─── DATA ROWS ───
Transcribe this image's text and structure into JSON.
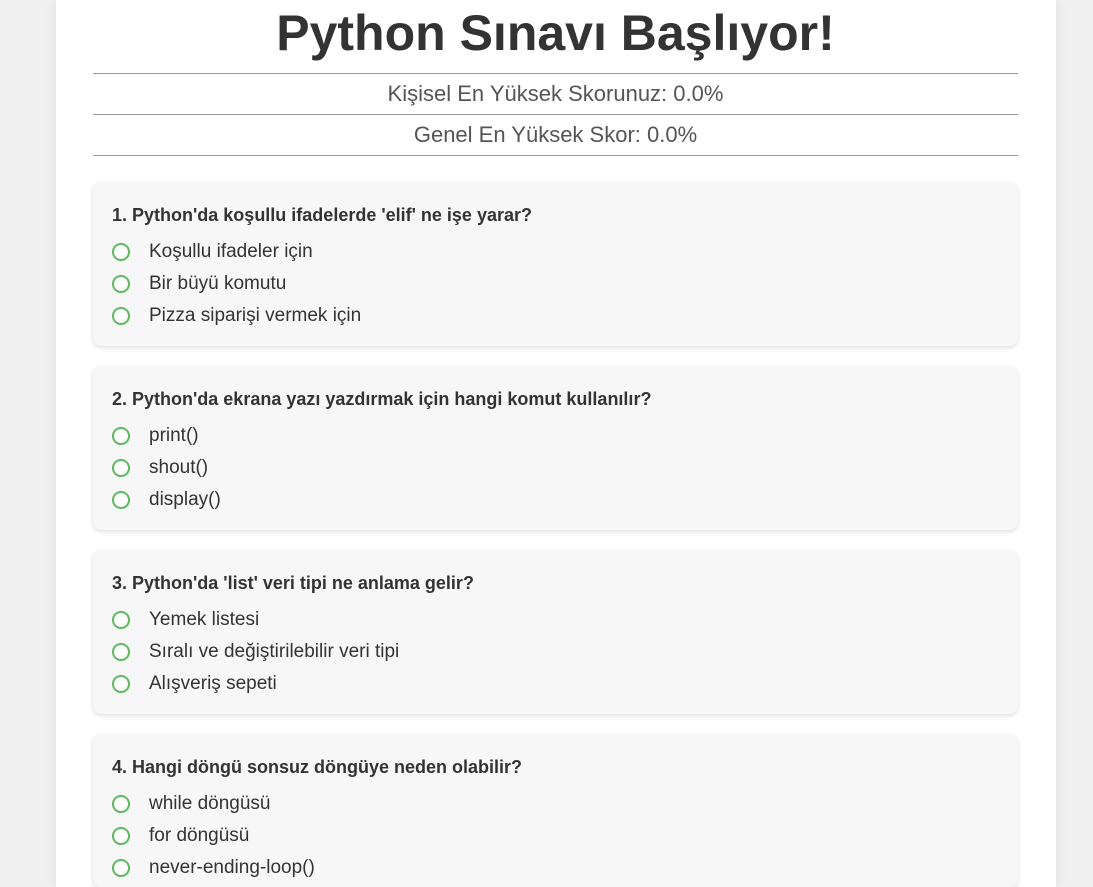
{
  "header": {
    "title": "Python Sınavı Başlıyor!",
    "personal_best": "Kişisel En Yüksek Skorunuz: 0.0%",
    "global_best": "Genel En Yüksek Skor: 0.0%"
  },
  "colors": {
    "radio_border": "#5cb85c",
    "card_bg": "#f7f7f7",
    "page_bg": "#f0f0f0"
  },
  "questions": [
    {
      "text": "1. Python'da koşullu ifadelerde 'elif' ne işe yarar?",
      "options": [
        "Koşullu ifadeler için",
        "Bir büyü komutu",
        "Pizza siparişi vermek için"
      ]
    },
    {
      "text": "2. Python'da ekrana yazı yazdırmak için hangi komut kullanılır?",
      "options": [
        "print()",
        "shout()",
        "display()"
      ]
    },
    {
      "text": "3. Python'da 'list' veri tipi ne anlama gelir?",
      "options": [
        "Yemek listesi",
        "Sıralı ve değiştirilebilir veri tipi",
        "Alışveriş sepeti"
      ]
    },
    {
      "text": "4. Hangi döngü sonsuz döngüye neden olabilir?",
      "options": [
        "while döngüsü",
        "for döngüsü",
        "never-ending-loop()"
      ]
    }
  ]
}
───
Without including any picture, repeat the data exactly.

Transcribe this image's text and structure into JSON.
{
  "header": {
    "title": "Python Sınavı Başlıyor!",
    "personal_best": "Kişisel En Yüksek Skorunuz: 0.0%",
    "global_best": "Genel En Yüksek Skor: 0.0%"
  },
  "colors": {
    "radio_border": "#5cb85c",
    "card_bg": "#f7f7f7",
    "page_bg": "#f0f0f0"
  },
  "questions": [
    {
      "text": "1. Python'da koşullu ifadelerde 'elif' ne işe yarar?",
      "options": [
        "Koşullu ifadeler için",
        "Bir büyü komutu",
        "Pizza siparişi vermek için"
      ]
    },
    {
      "text": "2. Python'da ekrana yazı yazdırmak için hangi komut kullanılır?",
      "options": [
        "print()",
        "shout()",
        "display()"
      ]
    },
    {
      "text": "3. Python'da 'list' veri tipi ne anlama gelir?",
      "options": [
        "Yemek listesi",
        "Sıralı ve değiştirilebilir veri tipi",
        "Alışveriş sepeti"
      ]
    },
    {
      "text": "4. Hangi döngü sonsuz döngüye neden olabilir?",
      "options": [
        "while döngüsü",
        "for döngüsü",
        "never-ending-loop()"
      ]
    }
  ]
}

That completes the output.